Task statement: Give an exact transcription of every line, dropping the images.

Data shown:
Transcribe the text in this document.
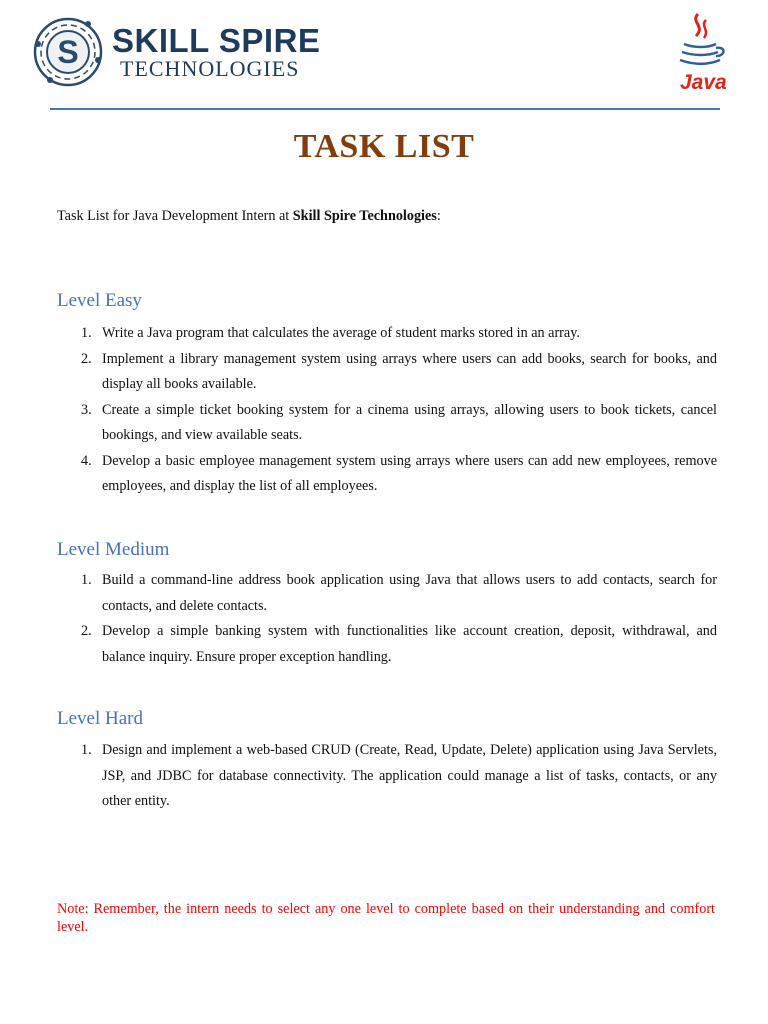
S SKILL SPIRE
TECHNOLOGIES
Java
TASK LIST
Task List for Java Development Intern at Skill Spire Technologies:
Level Easy
1. Write a Java program that calculates the average of student marks stored in an array.
2. Implement a library management system using arrays where users can add books, search for books, and display all books available.
3. Create a simple ticket booking system for a cinema using arrays, allowing users to book tickets, cancel bookings, and view available seats.
4. Develop a basic employee management system using arrays where users can add new employees, remove employees, and display the list of all employees.
Level Medium
1. Build a command-line address book application using Java that allows users to add contacts, search for contacts, and delete contacts.
2. Develop a simple banking system with functionalities like account creation, deposit, withdrawal, and balance inquiry. Ensure proper exception handling.
Level Hard
1. Design and implement a web-based CRUD (Create, Read, Update, Delete) application using Java Servlets, JSP, and JDBC for database connectivity. The application could manage a list of tasks, contacts, or any other entity.
Note: Remember, the intern needs to select any one level to complete based on their understanding and comfort level.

Output below:
Transcribe the text in this document.
S SKILL SPIRE
TECHNOLOGIES
Java
TASK LIST
Task List for Java Development Intern at Skill Spire Technologies:
Level Easy
1. Write a Java program that calculates the average of student marks stored in an array.
2. Implement a library management system using arrays where users can add books, search for books, and display all books available.
3. Create a simple ticket booking system for a cinema using arrays, allowing users to book tickets, cancel bookings, and view available seats.
4. Develop a basic employee management system using arrays where users can add new employees, remove employees, and display the list of all employees.
Level Medium
1. Build a command-line address book application using Java that allows users to add contacts, search for contacts, and delete contacts.
2. Develop a simple banking system with functionalities like account creation, deposit, withdrawal, and balance inquiry. Ensure proper exception handling.
Level Hard
1. Design and implement a web-based CRUD (Create, Read, Update, Delete) application using Java Servlets, JSP, and JDBC for database connectivity. The application could manage a list of tasks, contacts, or any other entity.
Note: Remember, the intern needs to select any one level to complete based on their understanding and comfort level.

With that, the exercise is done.